Reproduce the lines of the data from the one containing "reply-time: 1m — [805, 1407, 873, 1460]" through the one containing "chevron-down-icon[interactable] — [1010, 1410, 1050, 1450]", including both of those lines, and nothing else.

Entries taken from a collection:
++++

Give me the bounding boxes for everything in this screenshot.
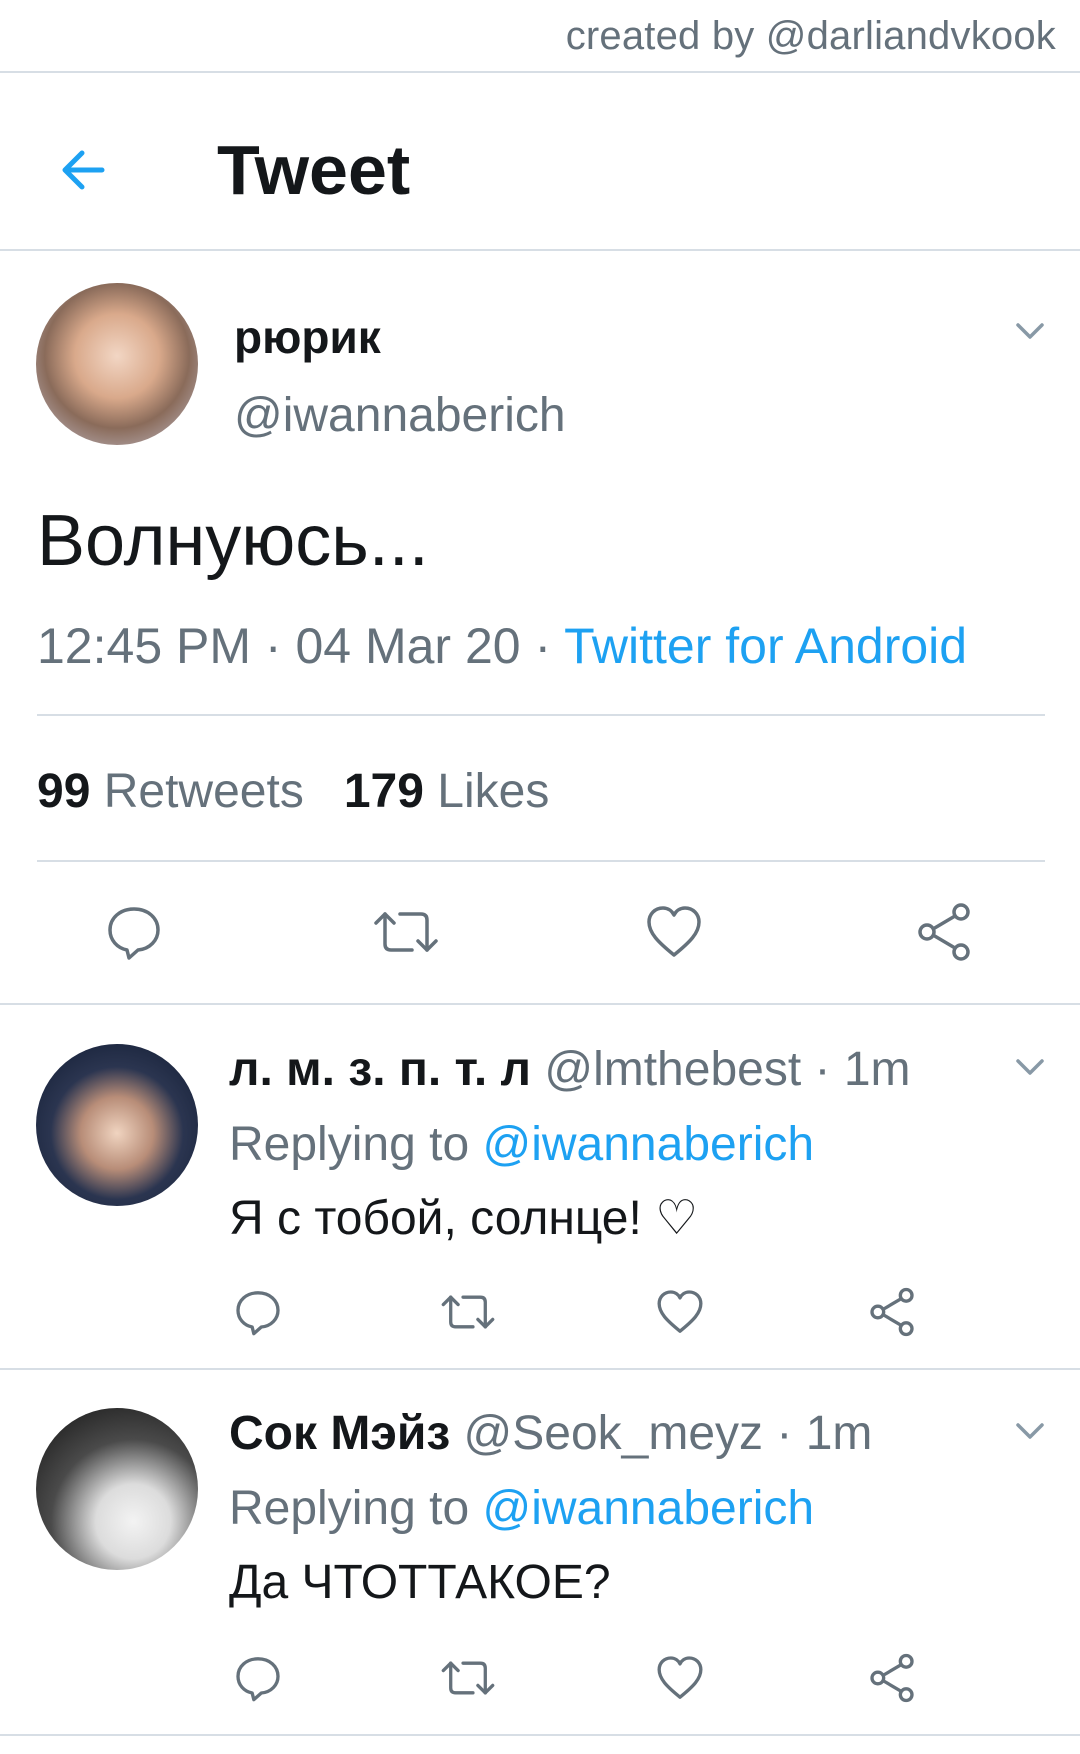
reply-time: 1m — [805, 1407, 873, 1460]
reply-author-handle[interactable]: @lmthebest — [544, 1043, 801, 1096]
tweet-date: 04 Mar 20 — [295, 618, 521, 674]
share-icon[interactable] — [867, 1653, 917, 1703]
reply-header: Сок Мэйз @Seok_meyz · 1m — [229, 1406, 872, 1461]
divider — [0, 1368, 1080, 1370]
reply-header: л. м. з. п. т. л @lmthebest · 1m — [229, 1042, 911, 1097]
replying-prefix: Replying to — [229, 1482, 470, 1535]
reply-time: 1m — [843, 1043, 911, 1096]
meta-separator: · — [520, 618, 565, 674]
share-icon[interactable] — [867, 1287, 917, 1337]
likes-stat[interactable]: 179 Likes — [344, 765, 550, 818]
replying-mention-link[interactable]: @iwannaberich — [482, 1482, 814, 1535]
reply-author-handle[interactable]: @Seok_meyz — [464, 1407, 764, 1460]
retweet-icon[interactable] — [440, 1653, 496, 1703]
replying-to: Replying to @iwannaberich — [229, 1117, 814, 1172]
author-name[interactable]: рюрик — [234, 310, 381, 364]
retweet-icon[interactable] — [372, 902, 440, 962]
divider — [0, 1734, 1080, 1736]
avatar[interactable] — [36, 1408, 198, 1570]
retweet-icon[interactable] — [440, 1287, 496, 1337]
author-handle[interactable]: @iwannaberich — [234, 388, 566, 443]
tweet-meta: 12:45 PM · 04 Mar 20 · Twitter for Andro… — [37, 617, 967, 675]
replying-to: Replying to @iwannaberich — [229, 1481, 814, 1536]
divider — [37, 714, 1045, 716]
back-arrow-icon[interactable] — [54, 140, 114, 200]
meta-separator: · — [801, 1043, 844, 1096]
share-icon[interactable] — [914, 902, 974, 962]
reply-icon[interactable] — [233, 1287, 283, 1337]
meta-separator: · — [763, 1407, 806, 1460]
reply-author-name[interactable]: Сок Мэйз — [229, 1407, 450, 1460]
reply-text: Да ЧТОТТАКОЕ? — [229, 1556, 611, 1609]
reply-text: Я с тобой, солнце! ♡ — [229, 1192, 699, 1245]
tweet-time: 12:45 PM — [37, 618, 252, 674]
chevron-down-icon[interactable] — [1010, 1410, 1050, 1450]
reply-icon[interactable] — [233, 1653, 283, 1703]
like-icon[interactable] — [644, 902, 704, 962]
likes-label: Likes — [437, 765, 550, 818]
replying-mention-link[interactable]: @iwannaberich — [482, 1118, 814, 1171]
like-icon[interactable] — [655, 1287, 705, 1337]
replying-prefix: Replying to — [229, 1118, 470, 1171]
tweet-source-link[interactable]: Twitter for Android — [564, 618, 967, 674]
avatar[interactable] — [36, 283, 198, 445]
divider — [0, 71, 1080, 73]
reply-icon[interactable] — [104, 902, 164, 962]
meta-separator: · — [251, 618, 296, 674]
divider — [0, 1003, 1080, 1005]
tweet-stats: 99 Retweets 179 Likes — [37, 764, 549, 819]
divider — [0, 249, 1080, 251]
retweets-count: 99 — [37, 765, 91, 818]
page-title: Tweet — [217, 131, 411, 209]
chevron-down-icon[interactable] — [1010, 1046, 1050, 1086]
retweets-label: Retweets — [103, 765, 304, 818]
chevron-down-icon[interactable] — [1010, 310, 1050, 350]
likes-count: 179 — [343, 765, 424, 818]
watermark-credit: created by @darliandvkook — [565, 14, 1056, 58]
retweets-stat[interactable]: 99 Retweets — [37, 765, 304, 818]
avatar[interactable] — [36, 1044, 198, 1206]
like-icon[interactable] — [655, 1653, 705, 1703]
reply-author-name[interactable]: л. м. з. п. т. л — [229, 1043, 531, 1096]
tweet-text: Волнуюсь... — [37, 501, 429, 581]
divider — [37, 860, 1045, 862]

++++

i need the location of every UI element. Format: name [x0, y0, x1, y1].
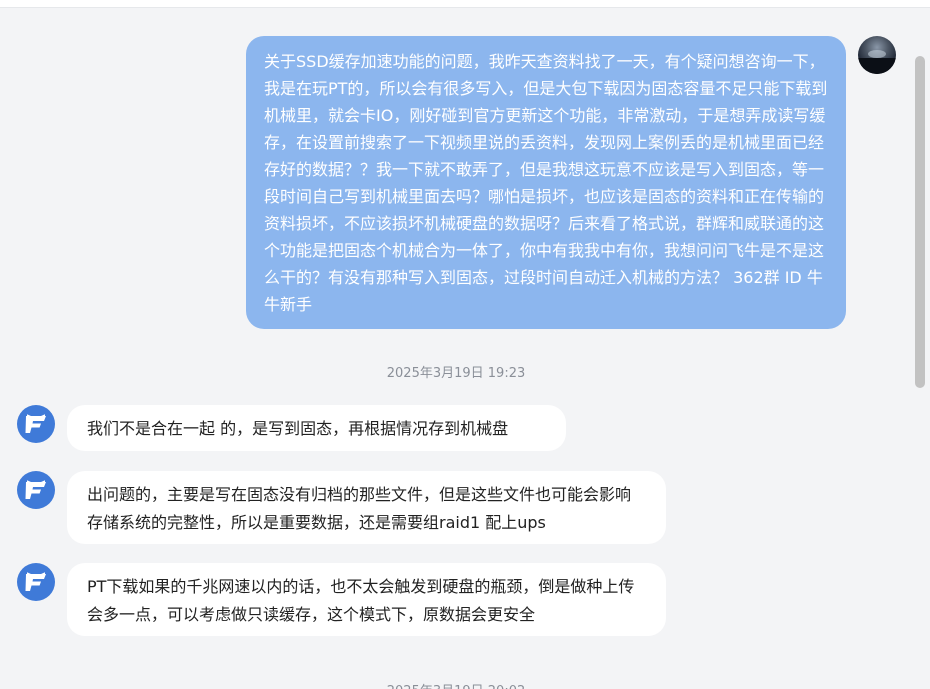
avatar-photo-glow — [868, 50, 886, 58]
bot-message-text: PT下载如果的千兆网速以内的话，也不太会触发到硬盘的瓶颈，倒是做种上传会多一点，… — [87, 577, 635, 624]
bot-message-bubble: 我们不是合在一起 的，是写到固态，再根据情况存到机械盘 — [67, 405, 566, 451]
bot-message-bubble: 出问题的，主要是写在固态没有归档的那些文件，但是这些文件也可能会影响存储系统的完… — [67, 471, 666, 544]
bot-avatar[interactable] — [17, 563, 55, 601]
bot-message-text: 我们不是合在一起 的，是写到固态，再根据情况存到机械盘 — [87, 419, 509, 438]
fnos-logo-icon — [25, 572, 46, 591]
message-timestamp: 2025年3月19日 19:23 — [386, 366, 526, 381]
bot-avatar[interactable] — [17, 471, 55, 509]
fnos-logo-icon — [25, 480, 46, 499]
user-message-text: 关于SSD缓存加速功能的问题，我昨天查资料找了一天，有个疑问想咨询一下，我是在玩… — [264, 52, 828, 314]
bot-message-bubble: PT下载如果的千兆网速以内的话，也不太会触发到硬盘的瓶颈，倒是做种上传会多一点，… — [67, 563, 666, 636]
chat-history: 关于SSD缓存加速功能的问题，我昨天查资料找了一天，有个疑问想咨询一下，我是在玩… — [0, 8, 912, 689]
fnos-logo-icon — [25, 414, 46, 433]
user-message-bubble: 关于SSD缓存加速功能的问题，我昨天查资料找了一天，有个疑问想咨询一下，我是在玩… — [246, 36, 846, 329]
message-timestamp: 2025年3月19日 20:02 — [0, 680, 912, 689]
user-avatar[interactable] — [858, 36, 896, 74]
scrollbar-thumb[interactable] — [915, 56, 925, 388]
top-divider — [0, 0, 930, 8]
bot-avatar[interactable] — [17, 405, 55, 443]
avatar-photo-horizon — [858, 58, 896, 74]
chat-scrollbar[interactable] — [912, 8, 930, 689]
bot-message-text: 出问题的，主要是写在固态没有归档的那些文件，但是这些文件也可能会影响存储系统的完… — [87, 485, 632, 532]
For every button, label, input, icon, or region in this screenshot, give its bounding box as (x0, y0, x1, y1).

++++

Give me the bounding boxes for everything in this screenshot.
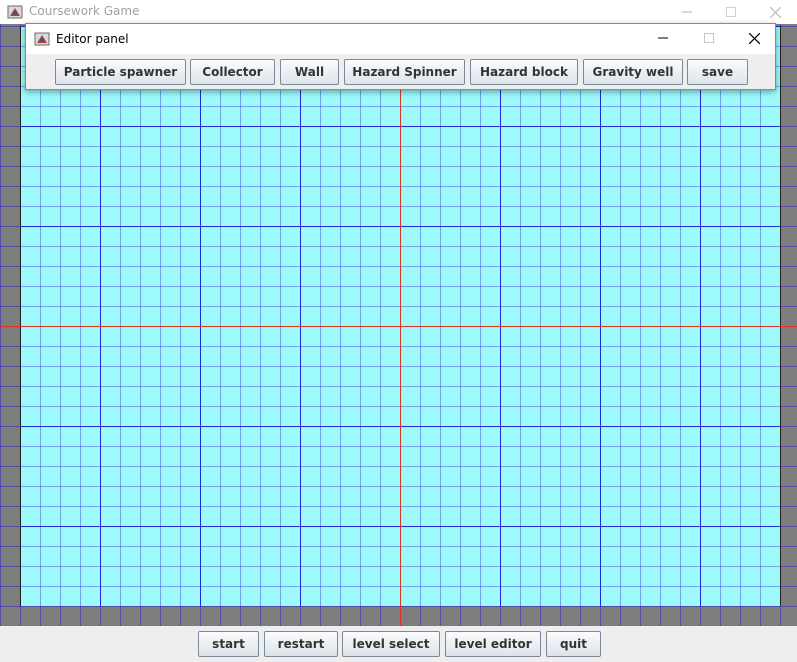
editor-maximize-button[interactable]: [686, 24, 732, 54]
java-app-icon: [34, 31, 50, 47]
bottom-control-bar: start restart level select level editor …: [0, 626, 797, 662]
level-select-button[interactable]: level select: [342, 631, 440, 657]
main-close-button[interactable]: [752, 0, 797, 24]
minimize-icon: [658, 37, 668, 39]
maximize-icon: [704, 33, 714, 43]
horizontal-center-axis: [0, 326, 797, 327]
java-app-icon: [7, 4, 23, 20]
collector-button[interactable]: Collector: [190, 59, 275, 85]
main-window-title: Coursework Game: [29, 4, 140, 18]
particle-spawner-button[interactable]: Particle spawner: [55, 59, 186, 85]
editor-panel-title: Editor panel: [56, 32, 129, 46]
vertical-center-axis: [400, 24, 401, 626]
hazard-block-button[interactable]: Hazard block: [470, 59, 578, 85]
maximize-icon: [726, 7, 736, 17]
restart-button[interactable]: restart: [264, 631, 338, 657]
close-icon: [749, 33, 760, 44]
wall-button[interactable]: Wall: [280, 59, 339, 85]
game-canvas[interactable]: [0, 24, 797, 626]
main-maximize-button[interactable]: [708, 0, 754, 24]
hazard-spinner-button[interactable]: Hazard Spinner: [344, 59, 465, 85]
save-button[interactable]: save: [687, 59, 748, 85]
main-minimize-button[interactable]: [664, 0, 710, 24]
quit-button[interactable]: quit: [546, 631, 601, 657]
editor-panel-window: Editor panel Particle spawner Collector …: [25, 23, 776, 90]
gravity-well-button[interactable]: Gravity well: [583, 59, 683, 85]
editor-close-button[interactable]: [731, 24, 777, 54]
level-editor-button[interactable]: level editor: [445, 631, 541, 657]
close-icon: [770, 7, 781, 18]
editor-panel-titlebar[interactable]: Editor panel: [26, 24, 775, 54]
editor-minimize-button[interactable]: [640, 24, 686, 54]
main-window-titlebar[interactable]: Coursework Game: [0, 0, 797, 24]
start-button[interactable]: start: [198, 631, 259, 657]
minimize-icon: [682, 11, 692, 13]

++++

### Written answer
reply-time: 1m — [805, 1407, 873, 1460]
reply-author-handle[interactable]: @lmthebest — [544, 1043, 801, 1096]
tweet-date: 04 Mar 20 — [295, 618, 521, 674]
share-icon[interactable] — [867, 1653, 917, 1703]
reply-header: Сок Мэйз @Seok_meyz · 1m — [229, 1406, 872, 1461]
divider — [0, 1368, 1080, 1370]
reply-header: л. м. з. п. т. л @lmthebest · 1m — [229, 1042, 911, 1097]
replying-prefix: Replying to — [229, 1482, 470, 1535]
reply-time: 1m — [843, 1043, 911, 1096]
meta-separator: · — [520, 618, 565, 674]
share-icon[interactable] — [867, 1287, 917, 1337]
likes-stat[interactable]: 179 Likes — [344, 765, 550, 818]
replying-mention-link[interactable]: @iwannaberich — [482, 1482, 814, 1535]
reply-author-handle[interactable]: @Seok_meyz — [464, 1407, 764, 1460]
retweet-icon[interactable] — [440, 1653, 496, 1703]
replying-to: Replying to @iwannaberich — [229, 1117, 814, 1172]
author-name[interactable]: рюрик — [234, 310, 381, 364]
retweet-icon[interactable] — [372, 902, 440, 962]
divider — [0, 1734, 1080, 1736]
avatar[interactable] — [36, 1408, 198, 1570]
retweet-icon[interactable] — [440, 1287, 496, 1337]
author-handle[interactable]: @iwannaberich — [234, 388, 566, 443]
tweet-meta: 12:45 PM · 04 Mar 20 · Twitter for Andro… — [37, 617, 967, 675]
replying-to: Replying to @iwannaberich — [229, 1481, 814, 1536]
divider — [37, 714, 1045, 716]
back-arrow-icon[interactable] — [54, 140, 114, 200]
meta-separator: · — [801, 1043, 844, 1096]
share-icon[interactable] — [914, 902, 974, 962]
reply-icon[interactable] — [233, 1287, 283, 1337]
meta-separator: · — [763, 1407, 806, 1460]
reply-author-name[interactable]: Сок Мэйз — [229, 1407, 450, 1460]
reply-text: Да ЧТОТТАКОЕ? — [229, 1556, 611, 1609]
reply-text: Я с тобой, солнце! ♡ — [229, 1192, 699, 1245]
tweet-time: 12:45 PM — [37, 618, 252, 674]
chevron-down-icon[interactable] — [1010, 1410, 1050, 1450]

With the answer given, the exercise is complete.